Copy out each line of the material below with no changes.

┌─ Data provided

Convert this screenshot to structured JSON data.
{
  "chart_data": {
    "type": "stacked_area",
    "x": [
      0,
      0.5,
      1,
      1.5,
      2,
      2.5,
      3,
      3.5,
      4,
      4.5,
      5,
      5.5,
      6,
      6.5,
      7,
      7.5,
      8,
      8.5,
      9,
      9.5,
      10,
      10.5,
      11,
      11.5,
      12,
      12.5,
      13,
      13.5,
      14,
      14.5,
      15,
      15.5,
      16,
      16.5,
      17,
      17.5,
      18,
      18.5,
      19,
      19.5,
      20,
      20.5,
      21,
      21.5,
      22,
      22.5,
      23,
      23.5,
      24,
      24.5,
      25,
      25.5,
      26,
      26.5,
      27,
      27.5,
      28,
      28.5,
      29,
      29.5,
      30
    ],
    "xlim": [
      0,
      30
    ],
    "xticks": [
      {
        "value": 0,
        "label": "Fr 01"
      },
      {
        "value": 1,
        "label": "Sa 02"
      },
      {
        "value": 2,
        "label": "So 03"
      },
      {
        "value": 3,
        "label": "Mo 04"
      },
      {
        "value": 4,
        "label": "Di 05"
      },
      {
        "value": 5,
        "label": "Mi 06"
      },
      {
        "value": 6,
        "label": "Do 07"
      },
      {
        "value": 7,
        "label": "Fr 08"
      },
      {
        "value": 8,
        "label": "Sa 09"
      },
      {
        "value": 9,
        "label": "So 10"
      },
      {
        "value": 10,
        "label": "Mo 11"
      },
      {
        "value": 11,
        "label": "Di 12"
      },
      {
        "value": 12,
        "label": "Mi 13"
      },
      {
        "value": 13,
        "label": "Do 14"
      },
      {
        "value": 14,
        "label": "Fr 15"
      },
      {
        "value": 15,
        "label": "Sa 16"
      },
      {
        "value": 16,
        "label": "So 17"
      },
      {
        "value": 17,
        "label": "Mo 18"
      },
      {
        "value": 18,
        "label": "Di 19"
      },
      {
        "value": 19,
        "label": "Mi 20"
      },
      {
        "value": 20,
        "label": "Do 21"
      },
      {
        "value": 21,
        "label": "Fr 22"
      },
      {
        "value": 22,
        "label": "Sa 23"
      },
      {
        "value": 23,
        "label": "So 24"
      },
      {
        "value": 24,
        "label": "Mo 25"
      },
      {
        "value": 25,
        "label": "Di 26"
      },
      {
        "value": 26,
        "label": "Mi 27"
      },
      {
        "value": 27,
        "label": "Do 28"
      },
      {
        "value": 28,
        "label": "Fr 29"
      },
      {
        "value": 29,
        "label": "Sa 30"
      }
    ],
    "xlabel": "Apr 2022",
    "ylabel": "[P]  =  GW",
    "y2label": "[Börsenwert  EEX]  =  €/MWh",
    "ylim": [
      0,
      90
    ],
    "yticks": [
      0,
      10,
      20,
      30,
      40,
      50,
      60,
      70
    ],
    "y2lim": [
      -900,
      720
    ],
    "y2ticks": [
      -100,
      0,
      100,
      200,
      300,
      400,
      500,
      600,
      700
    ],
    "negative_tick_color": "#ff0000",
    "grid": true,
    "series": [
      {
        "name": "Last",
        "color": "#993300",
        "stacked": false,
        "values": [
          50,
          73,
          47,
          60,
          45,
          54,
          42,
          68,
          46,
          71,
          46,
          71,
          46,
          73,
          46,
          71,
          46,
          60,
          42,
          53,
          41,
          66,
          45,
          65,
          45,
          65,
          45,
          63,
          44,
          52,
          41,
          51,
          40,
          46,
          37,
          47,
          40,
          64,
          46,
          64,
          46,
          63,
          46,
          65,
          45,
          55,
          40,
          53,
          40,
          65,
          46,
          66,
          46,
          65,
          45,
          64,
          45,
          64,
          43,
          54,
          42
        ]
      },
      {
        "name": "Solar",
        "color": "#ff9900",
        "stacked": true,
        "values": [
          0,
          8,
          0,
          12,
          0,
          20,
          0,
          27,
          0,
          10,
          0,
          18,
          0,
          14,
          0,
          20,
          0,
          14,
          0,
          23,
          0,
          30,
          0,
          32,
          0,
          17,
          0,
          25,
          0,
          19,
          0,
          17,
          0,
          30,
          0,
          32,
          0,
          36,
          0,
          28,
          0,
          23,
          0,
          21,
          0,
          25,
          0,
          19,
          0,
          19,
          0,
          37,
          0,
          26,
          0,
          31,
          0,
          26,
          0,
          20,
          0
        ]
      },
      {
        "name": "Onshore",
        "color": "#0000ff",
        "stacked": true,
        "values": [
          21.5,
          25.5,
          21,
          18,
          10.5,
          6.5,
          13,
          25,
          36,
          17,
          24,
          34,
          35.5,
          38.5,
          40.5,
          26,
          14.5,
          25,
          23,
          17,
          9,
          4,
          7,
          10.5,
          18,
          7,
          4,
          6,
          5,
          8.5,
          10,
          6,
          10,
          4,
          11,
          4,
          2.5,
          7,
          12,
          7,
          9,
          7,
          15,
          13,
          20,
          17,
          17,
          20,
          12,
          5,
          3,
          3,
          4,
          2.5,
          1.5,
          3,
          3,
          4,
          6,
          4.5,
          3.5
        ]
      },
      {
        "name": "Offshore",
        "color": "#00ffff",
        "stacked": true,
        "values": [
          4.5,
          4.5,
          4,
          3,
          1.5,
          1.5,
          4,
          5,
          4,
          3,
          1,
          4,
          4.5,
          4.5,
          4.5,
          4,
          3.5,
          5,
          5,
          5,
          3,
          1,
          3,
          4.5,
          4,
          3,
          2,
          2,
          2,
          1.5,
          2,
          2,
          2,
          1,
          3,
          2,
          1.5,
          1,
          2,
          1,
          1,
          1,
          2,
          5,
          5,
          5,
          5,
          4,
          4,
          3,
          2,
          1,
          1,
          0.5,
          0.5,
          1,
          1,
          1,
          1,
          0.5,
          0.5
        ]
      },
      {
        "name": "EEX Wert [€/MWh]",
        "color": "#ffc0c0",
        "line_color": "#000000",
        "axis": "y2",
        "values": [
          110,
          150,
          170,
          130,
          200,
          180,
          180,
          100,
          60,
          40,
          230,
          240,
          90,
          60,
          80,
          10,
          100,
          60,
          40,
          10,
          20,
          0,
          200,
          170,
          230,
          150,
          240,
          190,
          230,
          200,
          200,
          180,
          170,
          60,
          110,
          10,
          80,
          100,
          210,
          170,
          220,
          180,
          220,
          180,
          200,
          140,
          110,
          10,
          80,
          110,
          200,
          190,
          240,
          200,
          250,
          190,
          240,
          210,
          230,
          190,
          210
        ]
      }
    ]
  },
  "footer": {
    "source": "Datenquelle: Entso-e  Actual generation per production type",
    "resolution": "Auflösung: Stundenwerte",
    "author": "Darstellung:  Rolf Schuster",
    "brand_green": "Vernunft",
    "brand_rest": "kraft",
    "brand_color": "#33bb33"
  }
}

└─

Problem solution
Convert this screenshot to structured JSON data.
{
  "chart_data": {
    "type": "stacked_area",
    "x": [
      0,
      0.5,
      1,
      1.5,
      2,
      2.5,
      3,
      3.5,
      4,
      4.5,
      5,
      5.5,
      6,
      6.5,
      7,
      7.5,
      8,
      8.5,
      9,
      9.5,
      10,
      10.5,
      11,
      11.5,
      12,
      12.5,
      13,
      13.5,
      14,
      14.5,
      15,
      15.5,
      16,
      16.5,
      17,
      17.5,
      18,
      18.5,
      19,
      19.5,
      20,
      20.5,
      21,
      21.5,
      22,
      22.5,
      23,
      23.5,
      24,
      24.5,
      25,
      25.5,
      26,
      26.5,
      27,
      27.5,
      28,
      28.5,
      29,
      29.5,
      30
    ],
    "xlim": [
      0,
      30
    ],
    "xticks": [
      {
        "value": 0,
        "label": "Fr 01"
      },
      {
        "value": 1,
        "label": "Sa 02"
      },
      {
        "value": 2,
        "label": "So 03"
      },
      {
        "value": 3,
        "label": "Mo 04"
      },
      {
        "value": 4,
        "label": "Di 05"
      },
      {
        "value": 5,
        "label": "Mi 06"
      },
      {
        "value": 6,
        "label": "Do 07"
      },
      {
        "value": 7,
        "label": "Fr 08"
      },
      {
        "value": 8,
        "label": "Sa 09"
      },
      {
        "value": 9,
        "label": "So 10"
      },
      {
        "value": 10,
        "label": "Mo 11"
      },
      {
        "value": 11,
        "label": "Di 12"
      },
      {
        "value": 12,
        "label": "Mi 13"
      },
      {
        "value": 13,
        "label": "Do 14"
      },
      {
        "value": 14,
        "label": "Fr 15"
      },
      {
        "value": 15,
        "label": "Sa 16"
      },
      {
        "value": 16,
        "label": "So 17"
      },
      {
        "value": 17,
        "label": "Mo 18"
      },
      {
        "value": 18,
        "label": "Di 19"
      },
      {
        "value": 19,
        "label": "Mi 20"
      },
      {
        "value": 20,
        "label": "Do 21"
      },
      {
        "value": 21,
        "label": "Fr 22"
      },
      {
        "value": 22,
        "label": "Sa 23"
      },
      {
        "value": 23,
        "label": "So 24"
      },
      {
        "value": 24,
        "label": "Mo 25"
      },
      {
        "value": 25,
        "label": "Di 26"
      },
      {
        "value": 26,
        "label": "Mi 27"
      },
      {
        "value": 27,
        "label": "Do 28"
      },
      {
        "value": 28,
        "label": "Fr 29"
      },
      {
        "value": 29,
        "label": "Sa 30"
      }
    ],
    "xlabel": "Apr 2022",
    "ylabel": "[P]  =  GW",
    "y2label": "[Börsenwert  EEX]  =  €/MWh",
    "ylim": [
      0,
      90
    ],
    "yticks": [
      0,
      10,
      20,
      30,
      40,
      50,
      60,
      70
    ],
    "y2lim": [
      -900,
      720
    ],
    "y2ticks": [
      -100,
      0,
      100,
      200,
      300,
      400,
      500,
      600,
      700
    ],
    "negative_tick_color": "#ff0000",
    "grid": true,
    "series": [
      {
        "name": "Last",
        "color": "#993300",
        "stacked": false,
        "values": [
          50,
          73,
          47,
          60,
          45,
          54,
          42,
          68,
          46,
          71,
          46,
          71,
          46,
          73,
          46,
          71,
          46,
          60,
          42,
          53,
          41,
          66,
          45,
          65,
          45,
          65,
          45,
          63,
          44,
          52,
          41,
          51,
          40,
          46,
          37,
          47,
          40,
          64,
          46,
          64,
          46,
          63,
          46,
          65,
          45,
          55,
          40,
          53,
          40,
          65,
          46,
          66,
          46,
          65,
          45,
          64,
          45,
          64,
          43,
          54,
          42
        ]
      },
      {
        "name": "Solar",
        "color": "#ff9900",
        "stacked": true,
        "values": [
          0,
          8,
          0,
          12,
          0,
          20,
          0,
          27,
          0,
          10,
          0,
          18,
          0,
          14,
          0,
          20,
          0,
          14,
          0,
          23,
          0,
          30,
          0,
          32,
          0,
          17,
          0,
          25,
          0,
          19,
          0,
          17,
          0,
          30,
          0,
          32,
          0,
          36,
          0,
          28,
          0,
          23,
          0,
          21,
          0,
          25,
          0,
          19,
          0,
          19,
          0,
          37,
          0,
          26,
          0,
          31,
          0,
          26,
          0,
          20,
          0
        ]
      },
      {
        "name": "Onshore",
        "color": "#0000ff",
        "stacked": true,
        "values": [
          21.5,
          25.5,
          21,
          18,
          10.5,
          6.5,
          13,
          25,
          36,
          17,
          24,
          34,
          35.5,
          38.5,
          40.5,
          26,
          14.5,
          25,
          23,
          17,
          9,
          4,
          7,
          10.5,
          18,
          7,
          4,
          6,
          5,
          8.5,
          10,
          6,
          10,
          4,
          11,
          4,
          2.5,
          7,
          12,
          7,
          9,
          7,
          15,
          13,
          20,
          17,
          17,
          20,
          12,
          5,
          3,
          3,
          4,
          2.5,
          1.5,
          3,
          3,
          4,
          6,
          4.5,
          3.5
        ]
      },
      {
        "name": "Offshore",
        "color": "#00ffff",
        "stacked": true,
        "values": [
          4.5,
          4.5,
          4,
          3,
          1.5,
          1.5,
          4,
          5,
          4,
          3,
          1,
          4,
          4.5,
          4.5,
          4.5,
          4,
          3.5,
          5,
          5,
          5,
          3,
          1,
          3,
          4.5,
          4,
          3,
          2,
          2,
          2,
          1.5,
          2,
          2,
          2,
          1,
          3,
          2,
          1.5,
          1,
          2,
          1,
          1,
          1,
          2,
          5,
          5,
          5,
          5,
          4,
          4,
          3,
          2,
          1,
          1,
          0.5,
          0.5,
          1,
          1,
          1,
          1,
          0.5,
          0.5
        ]
      },
      {
        "name": "EEX Wert [€/MWh]",
        "color": "#ffc0c0",
        "line_color": "#000000",
        "axis": "y2",
        "values": [
          110,
          150,
          170,
          130,
          200,
          180,
          180,
          100,
          60,
          40,
          230,
          240,
          90,
          60,
          80,
          10,
          100,
          60,
          40,
          10,
          20,
          0,
          200,
          170,
          230,
          150,
          240,
          190,
          230,
          200,
          200,
          180,
          170,
          60,
          110,
          10,
          80,
          100,
          210,
          170,
          220,
          180,
          220,
          180,
          200,
          140,
          110,
          10,
          80,
          110,
          200,
          190,
          240,
          200,
          250,
          190,
          240,
          210,
          230,
          190,
          210
        ]
      }
    ]
  },
  "footer": {
    "source": "Datenquelle: Entso-e  Actual generation per production type",
    "resolution": "Auflösung: Stundenwerte",
    "author": "Darstellung:  Rolf Schuster",
    "brand_green": "Vernunft",
    "brand_rest": "kraft",
    "brand_color": "#33bb33"
  }
}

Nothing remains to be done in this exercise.